Task to complete: Please give the data below again in full, exactly as it stands.
■ ■ ■
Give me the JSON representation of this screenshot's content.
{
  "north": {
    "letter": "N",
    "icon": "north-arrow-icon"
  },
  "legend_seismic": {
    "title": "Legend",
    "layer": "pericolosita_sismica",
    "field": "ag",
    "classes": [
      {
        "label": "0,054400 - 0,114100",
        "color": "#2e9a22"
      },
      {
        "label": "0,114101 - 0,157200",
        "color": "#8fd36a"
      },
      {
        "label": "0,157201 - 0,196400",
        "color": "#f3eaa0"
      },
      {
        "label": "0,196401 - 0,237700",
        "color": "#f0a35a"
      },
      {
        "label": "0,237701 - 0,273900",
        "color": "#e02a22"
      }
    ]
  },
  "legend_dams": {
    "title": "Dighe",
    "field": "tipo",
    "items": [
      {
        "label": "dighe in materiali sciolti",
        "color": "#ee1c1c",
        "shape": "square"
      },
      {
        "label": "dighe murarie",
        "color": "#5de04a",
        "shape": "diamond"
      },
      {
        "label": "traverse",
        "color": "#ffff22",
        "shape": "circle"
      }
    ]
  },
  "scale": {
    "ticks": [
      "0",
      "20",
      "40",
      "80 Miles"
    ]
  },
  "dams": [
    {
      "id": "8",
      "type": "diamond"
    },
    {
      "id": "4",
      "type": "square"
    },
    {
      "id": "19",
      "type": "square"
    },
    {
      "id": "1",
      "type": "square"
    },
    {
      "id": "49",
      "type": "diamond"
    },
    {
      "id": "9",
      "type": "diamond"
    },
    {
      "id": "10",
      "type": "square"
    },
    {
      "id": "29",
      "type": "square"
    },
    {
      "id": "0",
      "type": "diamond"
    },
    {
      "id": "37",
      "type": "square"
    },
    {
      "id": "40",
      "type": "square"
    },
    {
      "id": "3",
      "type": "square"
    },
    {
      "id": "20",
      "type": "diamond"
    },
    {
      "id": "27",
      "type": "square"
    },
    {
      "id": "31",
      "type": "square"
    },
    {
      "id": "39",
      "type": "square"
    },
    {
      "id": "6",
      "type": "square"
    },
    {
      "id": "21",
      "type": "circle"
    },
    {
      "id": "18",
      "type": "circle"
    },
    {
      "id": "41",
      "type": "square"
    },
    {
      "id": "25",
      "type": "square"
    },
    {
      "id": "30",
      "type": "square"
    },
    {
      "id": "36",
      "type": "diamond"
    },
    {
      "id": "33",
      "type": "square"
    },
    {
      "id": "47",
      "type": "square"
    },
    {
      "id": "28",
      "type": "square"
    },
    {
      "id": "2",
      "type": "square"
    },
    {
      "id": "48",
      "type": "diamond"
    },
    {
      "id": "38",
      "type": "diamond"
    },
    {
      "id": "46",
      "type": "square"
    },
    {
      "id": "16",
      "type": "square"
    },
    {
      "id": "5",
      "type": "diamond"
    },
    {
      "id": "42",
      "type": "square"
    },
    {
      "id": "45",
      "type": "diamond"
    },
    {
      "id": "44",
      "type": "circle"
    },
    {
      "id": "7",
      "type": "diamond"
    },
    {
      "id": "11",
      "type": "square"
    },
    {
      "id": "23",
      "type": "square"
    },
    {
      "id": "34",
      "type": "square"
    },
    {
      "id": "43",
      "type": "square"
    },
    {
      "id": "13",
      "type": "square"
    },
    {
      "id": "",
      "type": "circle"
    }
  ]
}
■ ■ ■
Full solution:
Give me the JSON representation of this screenshot's content.
{
  "north": {
    "letter": "N",
    "icon": "north-arrow-icon"
  },
  "legend_seismic": {
    "title": "Legend",
    "layer": "pericolosita_sismica",
    "field": "ag",
    "classes": [
      {
        "label": "0,054400 - 0,114100",
        "color": "#2e9a22"
      },
      {
        "label": "0,114101 - 0,157200",
        "color": "#8fd36a"
      },
      {
        "label": "0,157201 - 0,196400",
        "color": "#f3eaa0"
      },
      {
        "label": "0,196401 - 0,237700",
        "color": "#f0a35a"
      },
      {
        "label": "0,237701 - 0,273900",
        "color": "#e02a22"
      }
    ]
  },
  "legend_dams": {
    "title": "Dighe",
    "field": "tipo",
    "items": [
      {
        "label": "dighe in materiali sciolti",
        "color": "#ee1c1c",
        "shape": "square"
      },
      {
        "label": "dighe murarie",
        "color": "#5de04a",
        "shape": "diamond"
      },
      {
        "label": "traverse",
        "color": "#ffff22",
        "shape": "circle"
      }
    ]
  },
  "scale": {
    "ticks": [
      "0",
      "20",
      "40",
      "80 Miles"
    ]
  },
  "dams": [
    {
      "id": "8",
      "type": "diamond"
    },
    {
      "id": "4",
      "type": "square"
    },
    {
      "id": "19",
      "type": "square"
    },
    {
      "id": "1",
      "type": "square"
    },
    {
      "id": "49",
      "type": "diamond"
    },
    {
      "id": "9",
      "type": "diamond"
    },
    {
      "id": "10",
      "type": "square"
    },
    {
      "id": "29",
      "type": "square"
    },
    {
      "id": "0",
      "type": "diamond"
    },
    {
      "id": "37",
      "type": "square"
    },
    {
      "id": "40",
      "type": "square"
    },
    {
      "id": "3",
      "type": "square"
    },
    {
      "id": "20",
      "type": "diamond"
    },
    {
      "id": "27",
      "type": "square"
    },
    {
      "id": "31",
      "type": "square"
    },
    {
      "id": "39",
      "type": "square"
    },
    {
      "id": "6",
      "type": "square"
    },
    {
      "id": "21",
      "type": "circle"
    },
    {
      "id": "18",
      "type": "circle"
    },
    {
      "id": "41",
      "type": "square"
    },
    {
      "id": "25",
      "type": "square"
    },
    {
      "id": "30",
      "type": "square"
    },
    {
      "id": "36",
      "type": "diamond"
    },
    {
      "id": "33",
      "type": "square"
    },
    {
      "id": "47",
      "type": "square"
    },
    {
      "id": "28",
      "type": "square"
    },
    {
      "id": "2",
      "type": "square"
    },
    {
      "id": "48",
      "type": "diamond"
    },
    {
      "id": "38",
      "type": "diamond"
    },
    {
      "id": "46",
      "type": "square"
    },
    {
      "id": "16",
      "type": "square"
    },
    {
      "id": "5",
      "type": "diamond"
    },
    {
      "id": "42",
      "type": "square"
    },
    {
      "id": "45",
      "type": "diamond"
    },
    {
      "id": "44",
      "type": "circle"
    },
    {
      "id": "7",
      "type": "diamond"
    },
    {
      "id": "11",
      "type": "square"
    },
    {
      "id": "23",
      "type": "square"
    },
    {
      "id": "34",
      "type": "square"
    },
    {
      "id": "43",
      "type": "square"
    },
    {
      "id": "13",
      "type": "square"
    },
    {
      "id": "",
      "type": "circle"
    }
  ]
}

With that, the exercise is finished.